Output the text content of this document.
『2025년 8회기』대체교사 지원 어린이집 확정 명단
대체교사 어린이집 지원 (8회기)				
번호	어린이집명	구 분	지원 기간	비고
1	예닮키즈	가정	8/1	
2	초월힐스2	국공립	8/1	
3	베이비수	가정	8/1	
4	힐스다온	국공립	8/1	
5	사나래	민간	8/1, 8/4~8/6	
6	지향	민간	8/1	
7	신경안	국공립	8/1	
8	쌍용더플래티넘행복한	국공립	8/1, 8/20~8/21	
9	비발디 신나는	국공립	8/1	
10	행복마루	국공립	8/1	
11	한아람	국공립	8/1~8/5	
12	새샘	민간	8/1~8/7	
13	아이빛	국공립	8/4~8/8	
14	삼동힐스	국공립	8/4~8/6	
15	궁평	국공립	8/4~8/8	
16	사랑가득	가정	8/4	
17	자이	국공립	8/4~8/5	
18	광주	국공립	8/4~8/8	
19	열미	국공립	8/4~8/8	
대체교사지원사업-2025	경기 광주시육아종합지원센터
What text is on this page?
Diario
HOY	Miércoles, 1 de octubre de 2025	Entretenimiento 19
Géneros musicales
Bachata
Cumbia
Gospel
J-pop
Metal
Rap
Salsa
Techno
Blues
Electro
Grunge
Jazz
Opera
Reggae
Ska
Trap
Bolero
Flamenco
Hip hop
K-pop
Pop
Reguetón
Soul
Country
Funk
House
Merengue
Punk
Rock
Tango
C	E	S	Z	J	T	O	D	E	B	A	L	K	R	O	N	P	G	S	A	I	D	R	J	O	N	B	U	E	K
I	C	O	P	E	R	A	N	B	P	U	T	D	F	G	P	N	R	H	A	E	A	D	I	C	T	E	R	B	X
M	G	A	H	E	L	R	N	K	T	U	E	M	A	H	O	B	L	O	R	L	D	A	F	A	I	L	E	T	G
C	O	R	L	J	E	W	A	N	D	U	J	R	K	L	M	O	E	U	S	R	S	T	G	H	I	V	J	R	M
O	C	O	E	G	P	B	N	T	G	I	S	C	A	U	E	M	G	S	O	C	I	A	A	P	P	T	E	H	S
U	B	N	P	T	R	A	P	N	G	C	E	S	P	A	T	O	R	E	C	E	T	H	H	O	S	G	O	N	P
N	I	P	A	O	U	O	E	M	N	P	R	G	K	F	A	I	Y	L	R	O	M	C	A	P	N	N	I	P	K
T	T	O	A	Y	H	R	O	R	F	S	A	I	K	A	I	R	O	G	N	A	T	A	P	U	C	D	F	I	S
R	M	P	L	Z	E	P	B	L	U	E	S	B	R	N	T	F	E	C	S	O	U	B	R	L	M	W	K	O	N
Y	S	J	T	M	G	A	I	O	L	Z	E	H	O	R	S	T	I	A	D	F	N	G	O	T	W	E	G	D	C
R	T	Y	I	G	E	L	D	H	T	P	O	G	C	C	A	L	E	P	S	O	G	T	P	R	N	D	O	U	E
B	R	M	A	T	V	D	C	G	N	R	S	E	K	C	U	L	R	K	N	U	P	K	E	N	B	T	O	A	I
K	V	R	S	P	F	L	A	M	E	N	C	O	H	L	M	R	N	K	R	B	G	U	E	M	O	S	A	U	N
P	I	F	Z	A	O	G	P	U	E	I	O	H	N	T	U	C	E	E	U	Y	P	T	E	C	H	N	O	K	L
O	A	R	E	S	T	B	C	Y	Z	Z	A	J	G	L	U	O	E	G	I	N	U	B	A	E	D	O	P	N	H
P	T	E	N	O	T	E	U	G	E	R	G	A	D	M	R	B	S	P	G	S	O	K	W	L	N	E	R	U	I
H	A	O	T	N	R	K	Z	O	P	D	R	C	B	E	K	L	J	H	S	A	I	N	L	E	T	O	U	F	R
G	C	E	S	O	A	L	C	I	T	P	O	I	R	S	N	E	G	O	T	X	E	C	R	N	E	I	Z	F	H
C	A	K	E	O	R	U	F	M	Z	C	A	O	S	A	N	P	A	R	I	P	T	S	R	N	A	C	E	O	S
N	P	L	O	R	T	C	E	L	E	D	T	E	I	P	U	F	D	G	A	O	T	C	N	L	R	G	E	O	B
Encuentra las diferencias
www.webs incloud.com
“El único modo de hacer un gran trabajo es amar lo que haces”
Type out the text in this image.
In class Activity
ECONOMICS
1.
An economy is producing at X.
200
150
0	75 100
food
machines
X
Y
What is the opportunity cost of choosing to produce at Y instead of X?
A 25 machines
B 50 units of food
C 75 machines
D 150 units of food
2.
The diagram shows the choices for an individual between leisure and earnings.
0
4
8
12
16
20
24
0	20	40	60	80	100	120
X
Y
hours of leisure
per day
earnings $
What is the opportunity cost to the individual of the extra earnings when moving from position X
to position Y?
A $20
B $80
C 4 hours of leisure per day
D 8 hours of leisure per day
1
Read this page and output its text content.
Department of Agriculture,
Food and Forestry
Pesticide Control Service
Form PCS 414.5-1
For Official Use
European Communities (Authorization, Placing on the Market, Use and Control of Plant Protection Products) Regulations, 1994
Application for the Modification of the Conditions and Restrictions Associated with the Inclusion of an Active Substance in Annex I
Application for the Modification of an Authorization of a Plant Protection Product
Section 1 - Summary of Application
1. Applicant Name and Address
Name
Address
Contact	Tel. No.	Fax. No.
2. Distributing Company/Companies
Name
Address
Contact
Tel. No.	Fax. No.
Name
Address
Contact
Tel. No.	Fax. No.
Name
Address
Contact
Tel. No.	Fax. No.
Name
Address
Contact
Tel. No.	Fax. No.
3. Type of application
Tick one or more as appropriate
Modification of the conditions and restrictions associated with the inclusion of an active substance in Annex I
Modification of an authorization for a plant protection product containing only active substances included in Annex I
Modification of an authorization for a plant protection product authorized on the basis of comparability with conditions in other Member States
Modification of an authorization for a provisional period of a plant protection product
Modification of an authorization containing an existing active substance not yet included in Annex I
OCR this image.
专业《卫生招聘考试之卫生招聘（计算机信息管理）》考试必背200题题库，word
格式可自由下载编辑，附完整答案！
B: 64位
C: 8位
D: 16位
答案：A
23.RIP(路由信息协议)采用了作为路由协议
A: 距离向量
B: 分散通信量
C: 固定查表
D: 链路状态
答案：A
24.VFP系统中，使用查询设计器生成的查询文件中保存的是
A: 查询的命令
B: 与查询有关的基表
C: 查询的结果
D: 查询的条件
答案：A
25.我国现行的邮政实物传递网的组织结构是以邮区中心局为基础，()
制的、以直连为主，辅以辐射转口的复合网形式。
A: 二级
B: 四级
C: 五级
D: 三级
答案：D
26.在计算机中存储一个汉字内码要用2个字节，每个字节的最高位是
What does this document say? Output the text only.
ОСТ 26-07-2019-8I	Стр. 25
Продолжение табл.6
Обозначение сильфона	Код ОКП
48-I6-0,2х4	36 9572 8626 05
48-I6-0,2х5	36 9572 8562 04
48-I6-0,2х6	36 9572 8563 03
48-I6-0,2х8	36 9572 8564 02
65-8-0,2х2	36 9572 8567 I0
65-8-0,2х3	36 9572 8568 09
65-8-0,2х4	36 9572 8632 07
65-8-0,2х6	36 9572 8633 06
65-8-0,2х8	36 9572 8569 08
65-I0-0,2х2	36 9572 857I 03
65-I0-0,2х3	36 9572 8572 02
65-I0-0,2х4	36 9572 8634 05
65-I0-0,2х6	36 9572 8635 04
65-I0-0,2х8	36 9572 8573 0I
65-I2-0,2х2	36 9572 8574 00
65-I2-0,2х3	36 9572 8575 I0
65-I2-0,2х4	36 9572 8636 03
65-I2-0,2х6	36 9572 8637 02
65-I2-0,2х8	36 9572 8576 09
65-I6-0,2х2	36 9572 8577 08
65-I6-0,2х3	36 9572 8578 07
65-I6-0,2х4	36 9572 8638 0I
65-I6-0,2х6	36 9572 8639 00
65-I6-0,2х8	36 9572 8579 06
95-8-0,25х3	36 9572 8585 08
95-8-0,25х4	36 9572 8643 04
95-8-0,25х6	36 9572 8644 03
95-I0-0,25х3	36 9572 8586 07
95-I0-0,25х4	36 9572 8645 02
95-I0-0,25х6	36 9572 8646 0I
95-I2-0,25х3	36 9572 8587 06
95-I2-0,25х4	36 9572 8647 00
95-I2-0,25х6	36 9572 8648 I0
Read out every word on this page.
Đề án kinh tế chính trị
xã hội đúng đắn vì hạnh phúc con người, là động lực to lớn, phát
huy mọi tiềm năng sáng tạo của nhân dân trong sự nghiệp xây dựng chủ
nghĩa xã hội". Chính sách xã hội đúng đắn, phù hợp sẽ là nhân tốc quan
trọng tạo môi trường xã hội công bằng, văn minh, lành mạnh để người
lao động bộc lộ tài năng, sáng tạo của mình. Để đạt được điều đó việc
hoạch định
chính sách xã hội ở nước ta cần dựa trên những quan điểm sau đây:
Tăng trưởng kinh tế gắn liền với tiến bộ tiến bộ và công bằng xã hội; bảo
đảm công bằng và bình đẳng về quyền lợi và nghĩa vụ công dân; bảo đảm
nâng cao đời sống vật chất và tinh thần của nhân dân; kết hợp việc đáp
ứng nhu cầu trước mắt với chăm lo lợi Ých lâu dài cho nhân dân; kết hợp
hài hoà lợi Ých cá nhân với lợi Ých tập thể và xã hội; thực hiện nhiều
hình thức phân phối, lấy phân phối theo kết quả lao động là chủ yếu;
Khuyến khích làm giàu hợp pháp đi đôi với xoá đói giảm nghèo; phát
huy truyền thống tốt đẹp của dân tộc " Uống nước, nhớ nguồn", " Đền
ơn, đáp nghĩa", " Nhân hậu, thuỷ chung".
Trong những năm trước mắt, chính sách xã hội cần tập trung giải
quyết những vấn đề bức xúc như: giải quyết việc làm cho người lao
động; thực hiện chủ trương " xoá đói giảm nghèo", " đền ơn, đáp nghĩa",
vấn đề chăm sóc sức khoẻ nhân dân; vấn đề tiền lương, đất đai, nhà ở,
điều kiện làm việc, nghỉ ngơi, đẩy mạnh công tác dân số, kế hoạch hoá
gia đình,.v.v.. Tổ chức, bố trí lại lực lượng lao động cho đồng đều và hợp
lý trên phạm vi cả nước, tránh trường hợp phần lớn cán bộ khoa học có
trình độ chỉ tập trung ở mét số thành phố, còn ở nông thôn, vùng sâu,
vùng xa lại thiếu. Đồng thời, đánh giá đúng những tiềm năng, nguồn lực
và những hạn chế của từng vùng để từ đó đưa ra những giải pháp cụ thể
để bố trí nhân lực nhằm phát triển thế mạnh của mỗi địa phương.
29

□ □ □ □ □

Pick each line holding the word "đúng" out of the data and copy it.

xã hội đúng đắn vì hạnh phúc con người, là động lực to lớn, phát
nghĩa xã hội". Chính sách xã hội đúng đắn, phù hợp sẽ là nhân tốc quan
vùng xa lại thiếu. Đồng thời, đánh giá đúng những tiềm năng, nguồn lực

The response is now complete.